Dataset listings of figures:
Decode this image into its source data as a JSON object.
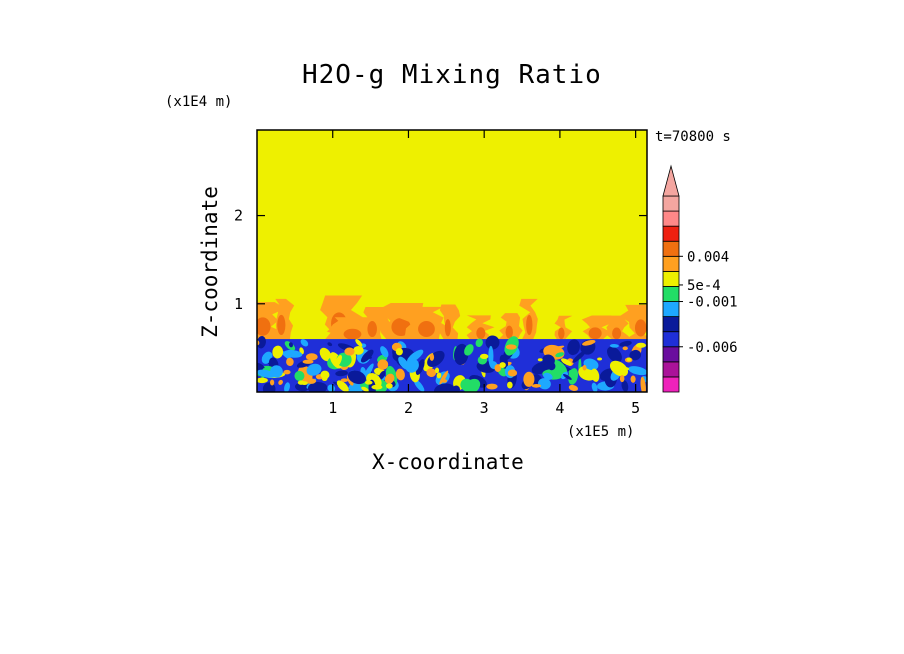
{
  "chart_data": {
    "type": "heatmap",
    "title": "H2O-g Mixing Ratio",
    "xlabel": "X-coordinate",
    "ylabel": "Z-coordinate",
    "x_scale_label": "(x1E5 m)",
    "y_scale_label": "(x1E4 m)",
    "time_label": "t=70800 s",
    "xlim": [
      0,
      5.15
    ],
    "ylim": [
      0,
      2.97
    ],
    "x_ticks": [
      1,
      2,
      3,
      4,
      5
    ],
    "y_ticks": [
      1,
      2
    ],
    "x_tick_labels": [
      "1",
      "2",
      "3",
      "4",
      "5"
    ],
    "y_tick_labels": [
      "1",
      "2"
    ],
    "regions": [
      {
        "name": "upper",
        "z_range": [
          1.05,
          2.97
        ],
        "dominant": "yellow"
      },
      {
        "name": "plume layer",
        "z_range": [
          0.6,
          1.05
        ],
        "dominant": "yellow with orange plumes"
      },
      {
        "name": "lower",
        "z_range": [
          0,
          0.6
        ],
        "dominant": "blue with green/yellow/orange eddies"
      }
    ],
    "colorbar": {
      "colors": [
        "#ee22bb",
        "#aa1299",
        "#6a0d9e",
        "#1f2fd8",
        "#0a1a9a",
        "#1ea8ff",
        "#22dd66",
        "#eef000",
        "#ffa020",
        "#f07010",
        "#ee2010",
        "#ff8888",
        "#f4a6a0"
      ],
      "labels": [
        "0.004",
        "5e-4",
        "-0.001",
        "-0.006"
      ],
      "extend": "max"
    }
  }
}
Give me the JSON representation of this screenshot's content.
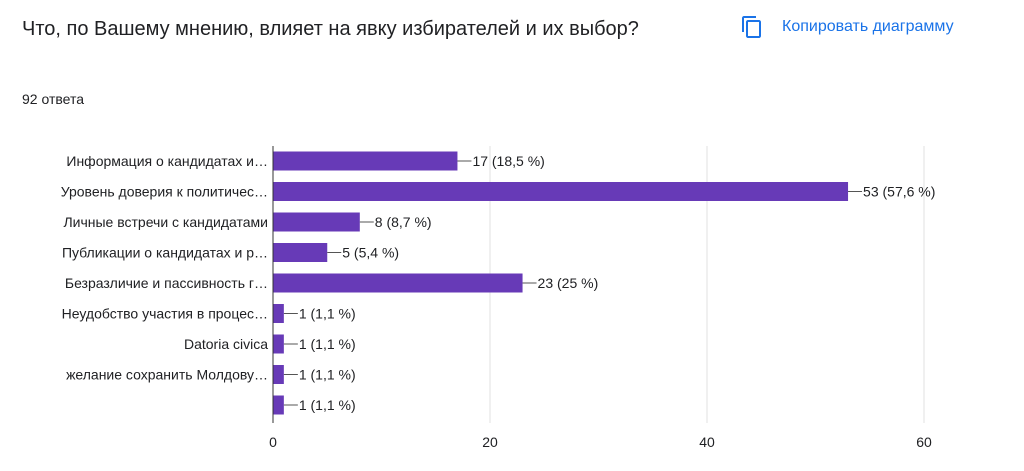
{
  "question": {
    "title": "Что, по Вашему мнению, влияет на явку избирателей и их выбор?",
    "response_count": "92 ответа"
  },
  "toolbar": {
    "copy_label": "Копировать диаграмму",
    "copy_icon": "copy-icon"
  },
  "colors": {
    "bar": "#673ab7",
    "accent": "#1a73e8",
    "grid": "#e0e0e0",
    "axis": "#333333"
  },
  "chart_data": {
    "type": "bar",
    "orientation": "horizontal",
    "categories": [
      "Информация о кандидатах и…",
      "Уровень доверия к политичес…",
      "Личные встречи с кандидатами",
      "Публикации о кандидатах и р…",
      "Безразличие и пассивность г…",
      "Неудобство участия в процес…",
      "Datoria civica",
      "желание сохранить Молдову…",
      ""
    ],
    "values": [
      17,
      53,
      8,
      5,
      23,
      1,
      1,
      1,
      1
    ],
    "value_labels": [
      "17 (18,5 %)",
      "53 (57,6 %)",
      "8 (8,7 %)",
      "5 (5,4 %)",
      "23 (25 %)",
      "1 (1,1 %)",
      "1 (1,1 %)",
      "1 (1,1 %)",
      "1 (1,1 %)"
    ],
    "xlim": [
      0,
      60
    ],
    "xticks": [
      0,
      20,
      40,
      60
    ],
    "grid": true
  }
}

_Aim of the exercise_
Find all lines where the word "this" appears. Copy them.

_Response below_
Decode this image into its source data as a JSON object.
Give me the JSON representation of this screenshot's content.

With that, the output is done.